A block of data:
[Begin]

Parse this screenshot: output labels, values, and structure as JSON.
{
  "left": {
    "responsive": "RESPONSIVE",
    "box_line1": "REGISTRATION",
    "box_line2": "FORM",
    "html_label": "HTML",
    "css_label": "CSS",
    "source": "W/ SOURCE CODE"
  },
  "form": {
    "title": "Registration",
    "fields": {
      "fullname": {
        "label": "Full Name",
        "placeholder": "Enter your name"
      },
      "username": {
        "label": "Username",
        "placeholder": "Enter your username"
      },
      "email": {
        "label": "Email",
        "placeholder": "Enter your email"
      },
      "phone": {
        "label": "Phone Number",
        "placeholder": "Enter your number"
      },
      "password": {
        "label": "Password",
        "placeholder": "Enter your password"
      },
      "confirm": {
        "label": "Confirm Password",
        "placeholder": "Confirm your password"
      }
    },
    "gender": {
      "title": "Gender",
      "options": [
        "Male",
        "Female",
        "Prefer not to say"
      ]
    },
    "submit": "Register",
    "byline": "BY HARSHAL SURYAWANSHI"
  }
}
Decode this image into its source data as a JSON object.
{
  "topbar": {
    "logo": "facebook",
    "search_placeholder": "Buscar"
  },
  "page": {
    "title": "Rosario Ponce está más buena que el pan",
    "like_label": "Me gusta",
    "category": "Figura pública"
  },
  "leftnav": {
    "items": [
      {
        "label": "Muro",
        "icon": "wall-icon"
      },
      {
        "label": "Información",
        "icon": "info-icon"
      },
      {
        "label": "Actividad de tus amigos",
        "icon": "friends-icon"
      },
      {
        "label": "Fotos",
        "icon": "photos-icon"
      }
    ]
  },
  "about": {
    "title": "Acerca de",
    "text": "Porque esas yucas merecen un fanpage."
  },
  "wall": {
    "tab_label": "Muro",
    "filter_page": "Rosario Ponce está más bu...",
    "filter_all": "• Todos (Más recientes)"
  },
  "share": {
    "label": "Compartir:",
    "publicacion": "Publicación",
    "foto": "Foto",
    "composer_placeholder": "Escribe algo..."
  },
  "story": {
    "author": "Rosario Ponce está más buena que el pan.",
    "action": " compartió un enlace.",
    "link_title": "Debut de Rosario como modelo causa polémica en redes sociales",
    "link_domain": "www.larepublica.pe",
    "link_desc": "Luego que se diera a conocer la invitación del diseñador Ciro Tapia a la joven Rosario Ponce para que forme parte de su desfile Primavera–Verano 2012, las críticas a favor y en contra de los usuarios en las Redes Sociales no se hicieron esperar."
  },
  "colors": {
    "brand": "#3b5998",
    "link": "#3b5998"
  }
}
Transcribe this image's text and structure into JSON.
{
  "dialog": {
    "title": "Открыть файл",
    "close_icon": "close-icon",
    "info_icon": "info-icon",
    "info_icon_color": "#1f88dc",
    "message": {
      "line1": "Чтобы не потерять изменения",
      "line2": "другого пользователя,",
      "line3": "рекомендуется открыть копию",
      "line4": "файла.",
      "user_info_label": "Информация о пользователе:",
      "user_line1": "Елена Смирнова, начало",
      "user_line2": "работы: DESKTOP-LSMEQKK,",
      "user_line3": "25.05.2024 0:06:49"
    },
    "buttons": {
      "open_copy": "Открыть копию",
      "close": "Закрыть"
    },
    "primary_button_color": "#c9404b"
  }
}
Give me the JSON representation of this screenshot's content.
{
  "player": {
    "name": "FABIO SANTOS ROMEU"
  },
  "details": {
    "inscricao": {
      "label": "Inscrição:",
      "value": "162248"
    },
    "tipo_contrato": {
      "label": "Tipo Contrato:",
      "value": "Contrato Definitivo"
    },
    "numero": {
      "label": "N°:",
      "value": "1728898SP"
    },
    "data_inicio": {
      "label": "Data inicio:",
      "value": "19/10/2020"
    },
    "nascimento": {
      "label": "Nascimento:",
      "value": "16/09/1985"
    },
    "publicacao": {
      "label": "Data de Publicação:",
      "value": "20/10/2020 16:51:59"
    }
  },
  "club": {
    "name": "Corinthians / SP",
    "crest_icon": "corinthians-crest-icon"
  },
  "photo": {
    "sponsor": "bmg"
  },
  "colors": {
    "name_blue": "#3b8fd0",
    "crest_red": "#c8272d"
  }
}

[End]
[Begin]

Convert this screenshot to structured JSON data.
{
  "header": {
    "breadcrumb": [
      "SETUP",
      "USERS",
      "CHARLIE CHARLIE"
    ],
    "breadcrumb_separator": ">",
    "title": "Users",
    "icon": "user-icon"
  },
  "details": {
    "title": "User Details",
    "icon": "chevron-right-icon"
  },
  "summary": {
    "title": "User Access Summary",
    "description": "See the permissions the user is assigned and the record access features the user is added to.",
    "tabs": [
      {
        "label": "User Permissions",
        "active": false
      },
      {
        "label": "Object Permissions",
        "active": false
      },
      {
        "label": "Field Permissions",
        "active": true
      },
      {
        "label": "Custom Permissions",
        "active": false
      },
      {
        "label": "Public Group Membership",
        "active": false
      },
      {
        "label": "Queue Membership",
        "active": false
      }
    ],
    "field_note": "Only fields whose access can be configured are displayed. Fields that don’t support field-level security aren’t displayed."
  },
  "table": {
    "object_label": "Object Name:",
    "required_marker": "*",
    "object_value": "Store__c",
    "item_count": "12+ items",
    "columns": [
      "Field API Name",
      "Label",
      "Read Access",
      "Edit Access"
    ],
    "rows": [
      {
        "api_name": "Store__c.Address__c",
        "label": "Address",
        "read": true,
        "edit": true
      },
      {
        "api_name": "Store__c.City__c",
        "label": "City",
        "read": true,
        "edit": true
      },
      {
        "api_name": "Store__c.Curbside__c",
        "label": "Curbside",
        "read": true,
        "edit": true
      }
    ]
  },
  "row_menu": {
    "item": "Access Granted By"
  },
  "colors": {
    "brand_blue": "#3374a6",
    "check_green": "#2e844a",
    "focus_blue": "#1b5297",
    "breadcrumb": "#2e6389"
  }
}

[End]
[Begin]

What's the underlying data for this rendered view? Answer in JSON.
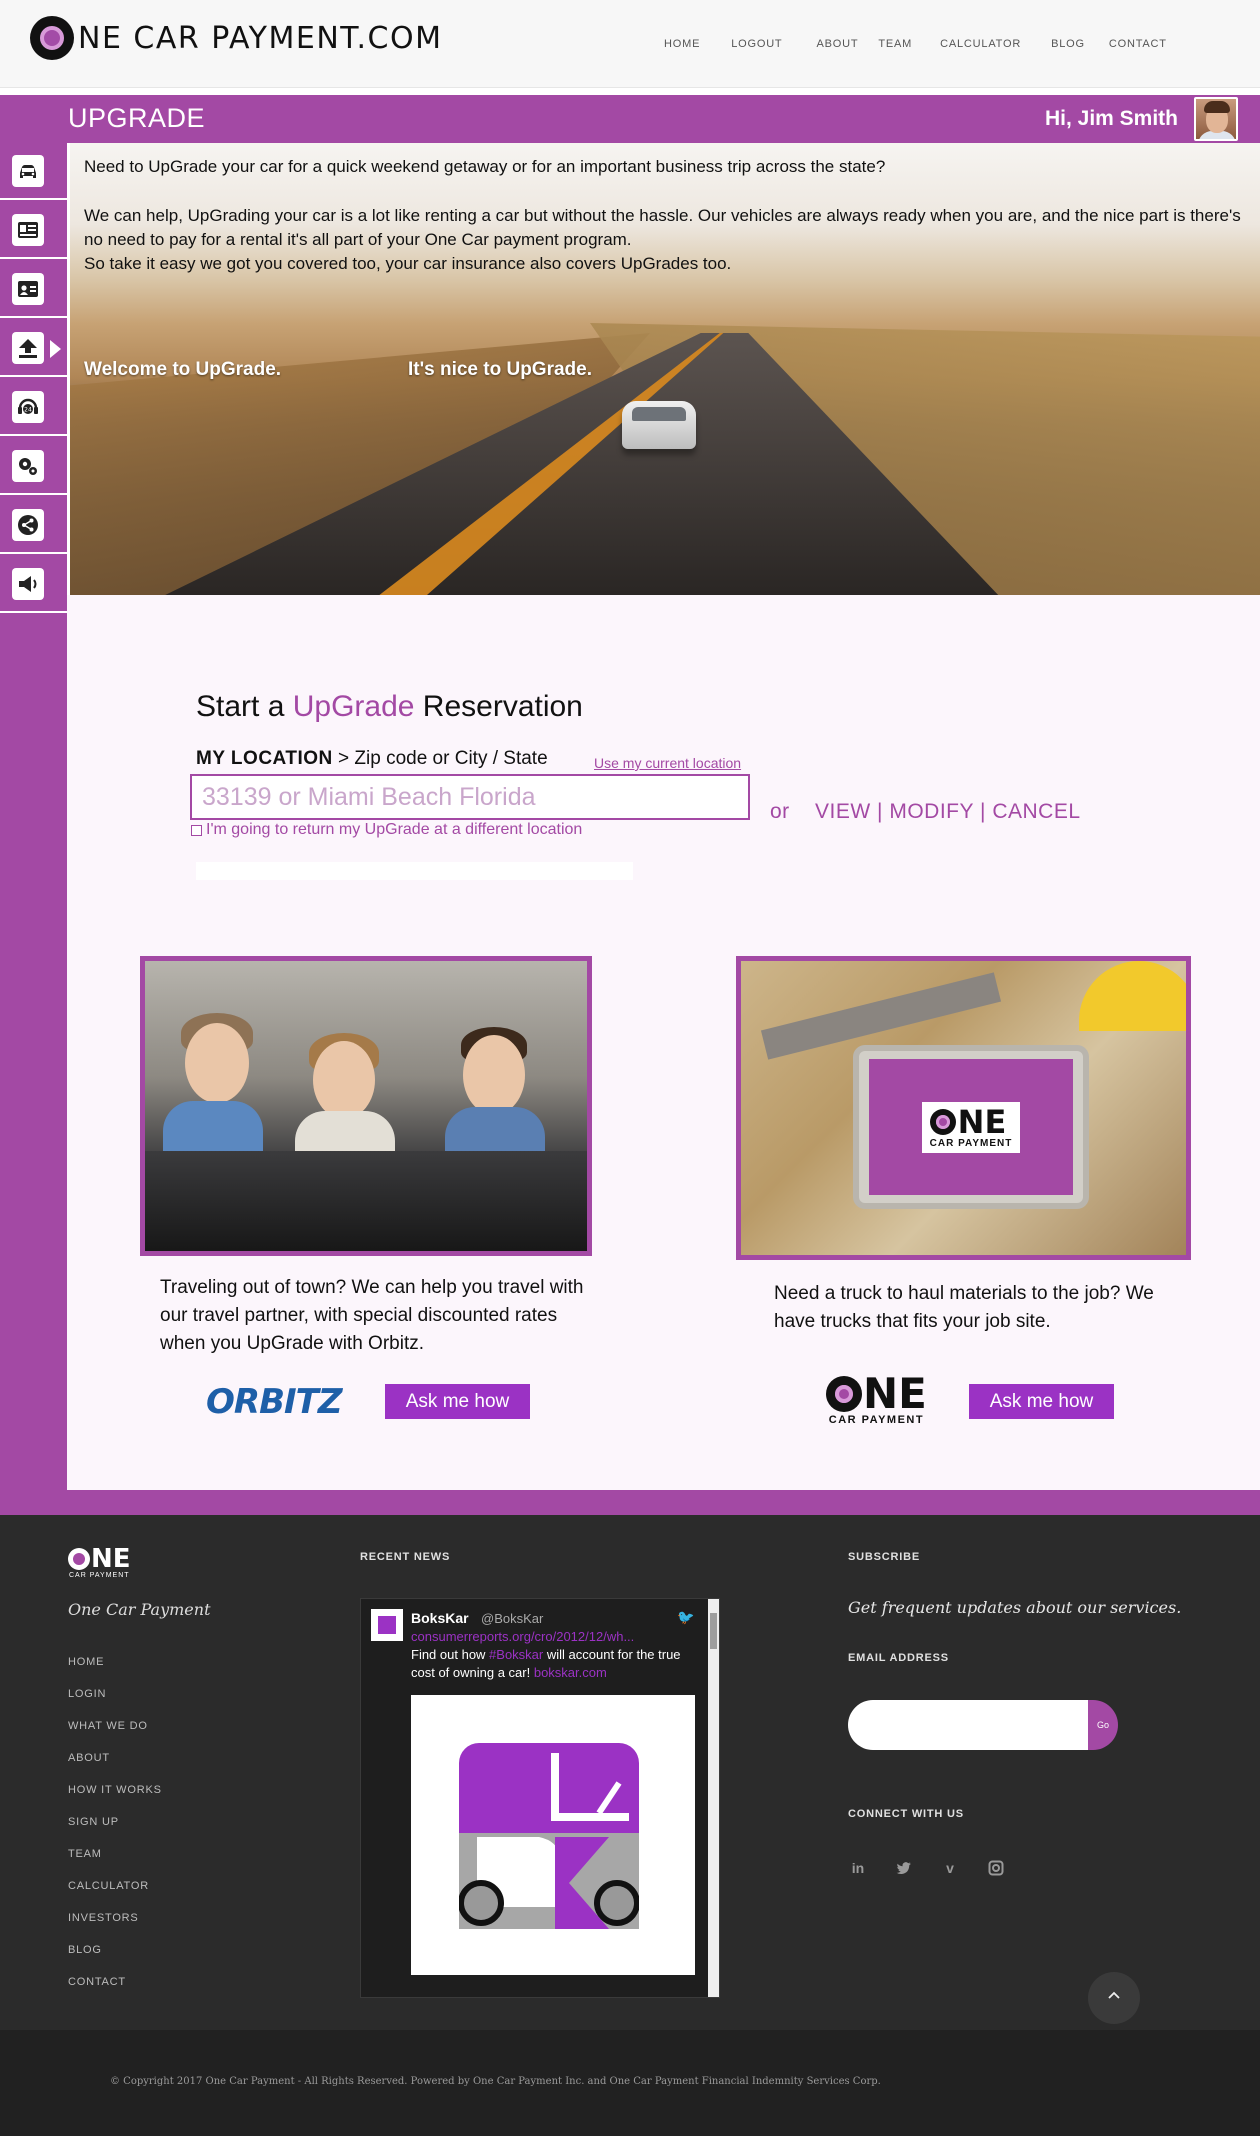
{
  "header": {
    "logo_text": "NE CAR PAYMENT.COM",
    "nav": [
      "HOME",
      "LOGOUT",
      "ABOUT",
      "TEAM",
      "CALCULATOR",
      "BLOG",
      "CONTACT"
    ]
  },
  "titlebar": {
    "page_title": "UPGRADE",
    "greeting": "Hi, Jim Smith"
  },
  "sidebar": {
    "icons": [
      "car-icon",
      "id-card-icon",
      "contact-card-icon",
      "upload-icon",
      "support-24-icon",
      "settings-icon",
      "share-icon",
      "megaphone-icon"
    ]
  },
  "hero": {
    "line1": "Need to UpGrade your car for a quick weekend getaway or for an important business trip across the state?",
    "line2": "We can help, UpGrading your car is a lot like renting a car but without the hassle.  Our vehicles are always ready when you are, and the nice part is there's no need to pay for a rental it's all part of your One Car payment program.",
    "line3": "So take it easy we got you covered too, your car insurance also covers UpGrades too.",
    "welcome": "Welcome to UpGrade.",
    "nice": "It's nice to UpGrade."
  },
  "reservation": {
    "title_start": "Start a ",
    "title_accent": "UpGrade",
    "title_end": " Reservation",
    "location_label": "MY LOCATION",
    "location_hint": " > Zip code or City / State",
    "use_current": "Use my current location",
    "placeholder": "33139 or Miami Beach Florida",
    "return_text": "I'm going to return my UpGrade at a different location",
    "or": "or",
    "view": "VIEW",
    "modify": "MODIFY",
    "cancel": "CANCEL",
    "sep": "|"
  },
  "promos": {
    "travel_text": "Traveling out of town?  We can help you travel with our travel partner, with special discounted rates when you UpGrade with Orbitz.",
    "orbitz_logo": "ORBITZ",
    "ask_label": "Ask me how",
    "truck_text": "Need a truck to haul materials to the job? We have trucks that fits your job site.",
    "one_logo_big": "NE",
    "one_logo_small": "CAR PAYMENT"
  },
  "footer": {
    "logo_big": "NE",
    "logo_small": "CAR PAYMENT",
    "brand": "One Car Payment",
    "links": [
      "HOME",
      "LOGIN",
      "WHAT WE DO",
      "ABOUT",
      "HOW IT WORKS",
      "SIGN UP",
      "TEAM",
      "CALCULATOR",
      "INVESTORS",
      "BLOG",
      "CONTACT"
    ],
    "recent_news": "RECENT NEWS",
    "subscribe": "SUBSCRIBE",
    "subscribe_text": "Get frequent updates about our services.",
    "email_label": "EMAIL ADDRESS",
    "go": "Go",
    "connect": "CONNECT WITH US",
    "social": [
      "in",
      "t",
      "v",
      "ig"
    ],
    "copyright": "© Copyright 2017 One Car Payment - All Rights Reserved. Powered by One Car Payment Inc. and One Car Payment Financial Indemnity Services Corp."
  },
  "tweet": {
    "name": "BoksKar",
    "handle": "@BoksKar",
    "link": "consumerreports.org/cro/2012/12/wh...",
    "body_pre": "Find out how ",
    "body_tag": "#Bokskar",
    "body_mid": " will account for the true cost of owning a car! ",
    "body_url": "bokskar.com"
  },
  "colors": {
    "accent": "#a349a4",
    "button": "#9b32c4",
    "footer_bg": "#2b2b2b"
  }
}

[End]

◆ **AIM**:
Pick every line with "está" in it and copy it.

◆ **TASK RESPONSE**:
    "title": "Rosario Ponce está más buena que el pan",
    "filter_page": "Rosario Ponce está más bu...",
    "author": "Rosario Ponce está más buena que el pan.",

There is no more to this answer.